Print out every record exactly as it appears.
• • • • • • •
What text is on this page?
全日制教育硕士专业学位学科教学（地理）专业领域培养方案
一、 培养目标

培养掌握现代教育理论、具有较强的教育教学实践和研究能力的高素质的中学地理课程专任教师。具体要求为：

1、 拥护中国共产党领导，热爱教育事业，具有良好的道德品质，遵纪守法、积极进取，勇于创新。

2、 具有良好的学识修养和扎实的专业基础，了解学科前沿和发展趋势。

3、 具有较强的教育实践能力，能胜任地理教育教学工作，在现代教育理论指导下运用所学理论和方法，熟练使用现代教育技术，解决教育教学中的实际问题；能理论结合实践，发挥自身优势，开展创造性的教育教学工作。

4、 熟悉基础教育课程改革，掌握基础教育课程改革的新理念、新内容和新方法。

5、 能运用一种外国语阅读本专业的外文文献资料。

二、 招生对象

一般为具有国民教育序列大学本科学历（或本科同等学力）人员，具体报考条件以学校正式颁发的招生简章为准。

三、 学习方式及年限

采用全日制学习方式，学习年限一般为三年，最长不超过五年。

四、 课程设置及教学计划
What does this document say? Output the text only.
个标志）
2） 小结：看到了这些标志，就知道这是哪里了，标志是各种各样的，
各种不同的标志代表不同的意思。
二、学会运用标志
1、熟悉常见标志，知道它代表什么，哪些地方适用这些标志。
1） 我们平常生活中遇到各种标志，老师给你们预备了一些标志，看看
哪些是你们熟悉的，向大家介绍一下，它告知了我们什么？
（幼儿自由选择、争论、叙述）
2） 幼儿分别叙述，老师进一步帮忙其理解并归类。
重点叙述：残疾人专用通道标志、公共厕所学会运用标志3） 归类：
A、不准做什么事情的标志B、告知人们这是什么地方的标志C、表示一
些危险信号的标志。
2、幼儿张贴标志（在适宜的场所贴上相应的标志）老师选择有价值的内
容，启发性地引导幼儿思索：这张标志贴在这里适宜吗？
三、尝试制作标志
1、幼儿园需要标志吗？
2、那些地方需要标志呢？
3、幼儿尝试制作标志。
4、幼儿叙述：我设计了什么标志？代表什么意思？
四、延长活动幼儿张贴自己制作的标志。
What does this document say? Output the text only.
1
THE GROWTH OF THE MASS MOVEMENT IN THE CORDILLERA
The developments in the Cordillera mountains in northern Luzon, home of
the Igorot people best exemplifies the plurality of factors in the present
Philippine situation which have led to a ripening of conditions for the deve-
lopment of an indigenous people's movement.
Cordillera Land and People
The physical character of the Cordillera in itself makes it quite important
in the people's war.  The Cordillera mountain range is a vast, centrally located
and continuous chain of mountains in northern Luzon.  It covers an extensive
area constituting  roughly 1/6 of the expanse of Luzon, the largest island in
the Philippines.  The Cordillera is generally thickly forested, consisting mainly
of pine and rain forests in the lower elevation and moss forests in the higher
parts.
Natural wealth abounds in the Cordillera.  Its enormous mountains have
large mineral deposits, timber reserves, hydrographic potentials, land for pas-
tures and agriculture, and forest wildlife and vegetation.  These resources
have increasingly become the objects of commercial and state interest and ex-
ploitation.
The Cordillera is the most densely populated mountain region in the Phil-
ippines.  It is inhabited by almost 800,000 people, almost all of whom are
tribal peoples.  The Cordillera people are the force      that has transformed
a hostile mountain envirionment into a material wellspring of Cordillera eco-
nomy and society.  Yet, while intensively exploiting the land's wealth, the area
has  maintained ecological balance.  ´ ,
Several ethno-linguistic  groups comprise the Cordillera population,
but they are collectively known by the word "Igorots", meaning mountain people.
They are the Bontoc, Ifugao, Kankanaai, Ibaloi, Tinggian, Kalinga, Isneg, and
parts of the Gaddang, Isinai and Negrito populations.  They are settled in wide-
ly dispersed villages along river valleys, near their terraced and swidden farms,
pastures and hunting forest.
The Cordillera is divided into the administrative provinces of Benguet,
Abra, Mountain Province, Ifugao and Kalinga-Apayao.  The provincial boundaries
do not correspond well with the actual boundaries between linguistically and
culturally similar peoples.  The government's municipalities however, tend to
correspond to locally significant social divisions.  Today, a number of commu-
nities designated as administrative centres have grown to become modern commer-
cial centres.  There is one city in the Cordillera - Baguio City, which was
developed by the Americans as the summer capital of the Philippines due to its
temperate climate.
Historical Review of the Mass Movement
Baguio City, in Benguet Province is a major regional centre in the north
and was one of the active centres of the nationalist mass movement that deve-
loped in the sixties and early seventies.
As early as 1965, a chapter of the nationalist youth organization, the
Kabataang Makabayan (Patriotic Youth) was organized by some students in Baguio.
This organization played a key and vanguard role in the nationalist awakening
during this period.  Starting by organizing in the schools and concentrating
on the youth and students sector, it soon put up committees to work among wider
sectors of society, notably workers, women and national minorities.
• • • • • • •
#### Correct output
What text is on this page?
全日制教育硕士专业学位学科教学（地理）专业领域培养方案
一、 培养目标

培养掌握现代教育理论、具有较强的教育教学实践和研究能力的高素质的中学地理课程专任教师。具体要求为：

1、 拥护中国共产党领导，热爱教育事业，具有良好的道德品质，遵纪守法、积极进取，勇于创新。

2、 具有良好的学识修养和扎实的专业基础，了解学科前沿和发展趋势。

3、 具有较强的教育实践能力，能胜任地理教育教学工作，在现代教育理论指导下运用所学理论和方法，熟练使用现代教育技术，解决教育教学中的实际问题；能理论结合实践，发挥自身优势，开展创造性的教育教学工作。

4、 熟悉基础教育课程改革，掌握基础教育课程改革的新理念、新内容和新方法。

5、 能运用一种外国语阅读本专业的外文文献资料。

二、 招生对象

一般为具有国民教育序列大学本科学历（或本科同等学力）人员，具体报考条件以学校正式颁发的招生简章为准。

三、 学习方式及年限

采用全日制学习方式，学习年限一般为三年，最长不超过五年。

四、 课程设置及教学计划
What does this document say? Output the text only.
个标志）
2） 小结：看到了这些标志，就知道这是哪里了，标志是各种各样的，
各种不同的标志代表不同的意思。
二、学会运用标志
1、熟悉常见标志，知道它代表什么，哪些地方适用这些标志。
1） 我们平常生活中遇到各种标志，老师给你们预备了一些标志，看看
哪些是你们熟悉的，向大家介绍一下，它告知了我们什么？
（幼儿自由选择、争论、叙述）
2） 幼儿分别叙述，老师进一步帮忙其理解并归类。
重点叙述：残疾人专用通道标志、公共厕所学会运用标志3） 归类：
A、不准做什么事情的标志B、告知人们这是什么地方的标志C、表示一
些危险信号的标志。
2、幼儿张贴标志（在适宜的场所贴上相应的标志）老师选择有价值的内
容，启发性地引导幼儿思索：这张标志贴在这里适宜吗？
三、尝试制作标志
1、幼儿园需要标志吗？
2、那些地方需要标志呢？
3、幼儿尝试制作标志。
4、幼儿叙述：我设计了什么标志？代表什么意思？
四、延长活动幼儿张贴自己制作的标志。
What does this document say? Output the text only.
1
THE GROWTH OF THE MASS MOVEMENT IN THE CORDILLERA
The developments in the Cordillera mountains in northern Luzon, home of
the Igorot people best exemplifies the plurality of factors in the present
Philippine situation which have led to a ripening of conditions for the deve-
lopment of an indigenous people's movement.
Cordillera Land and People
The physical character of the Cordillera in itself makes it quite important
in the people's war.  The Cordillera mountain range is a vast, centrally located
and continuous chain of mountains in northern Luzon.  It covers an extensive
area constituting  roughly 1/6 of the expanse of Luzon, the largest island in
the Philippines.  The Cordillera is generally thickly forested, consisting mainly
of pine and rain forests in the lower elevation and moss forests in the higher
parts.
Natural wealth abounds in the Cordillera.  Its enormous mountains have
large mineral deposits, timber reserves, hydrographic potentials, land for pas-
tures and agriculture, and forest wildlife and vegetation.  These resources
have increasingly become the objects of commercial and state interest and ex-
ploitation.
The Cordillera is the most densely populated mountain region in the Phil-
ippines.  It is inhabited by almost 800,000 people, almost all of whom are
tribal peoples.  The Cordillera people are the force      that has transformed
a hostile mountain envirionment into a material wellspring of Cordillera eco-
nomy and society.  Yet, while intensively exploiting the land's wealth, the area
has  maintained ecological balance.  ´ ,
Several ethno-linguistic  groups comprise the Cordillera population,
but they are collectively known by the word "Igorots", meaning mountain people.
They are the Bontoc, Ifugao, Kankanaai, Ibaloi, Tinggian, Kalinga, Isneg, and
parts of the Gaddang, Isinai and Negrito populations.  They are settled in wide-
ly dispersed villages along river valleys, near their terraced and swidden farms,
pastures and hunting forest.
The Cordillera is divided into the administrative provinces of Benguet,
Abra, Mountain Province, Ifugao and Kalinga-Apayao.  The provincial boundaries
do not correspond well with the actual boundaries between linguistically and
culturally similar peoples.  The government's municipalities however, tend to
correspond to locally significant social divisions.  Today, a number of commu-
nities designated as administrative centres have grown to become modern commer-
cial centres.  There is one city in the Cordillera - Baguio City, which was
developed by the Americans as the summer capital of the Philippines due to its
temperate climate.
Historical Review of the Mass Movement
Baguio City, in Benguet Province is a major regional centre in the north
and was one of the active centres of the nationalist mass movement that deve-
loped in the sixties and early seventies.
As early as 1965, a chapter of the nationalist youth organization, the
Kabataang Makabayan (Patriotic Youth) was organized by some students in Baguio.
This organization played a key and vanguard role in the nationalist awakening
during this period.  Starting by organizing in the schools and concentrating
on the youth and students sector, it soon put up committees to work among wider
sectors of society, notably workers, women and national minorities.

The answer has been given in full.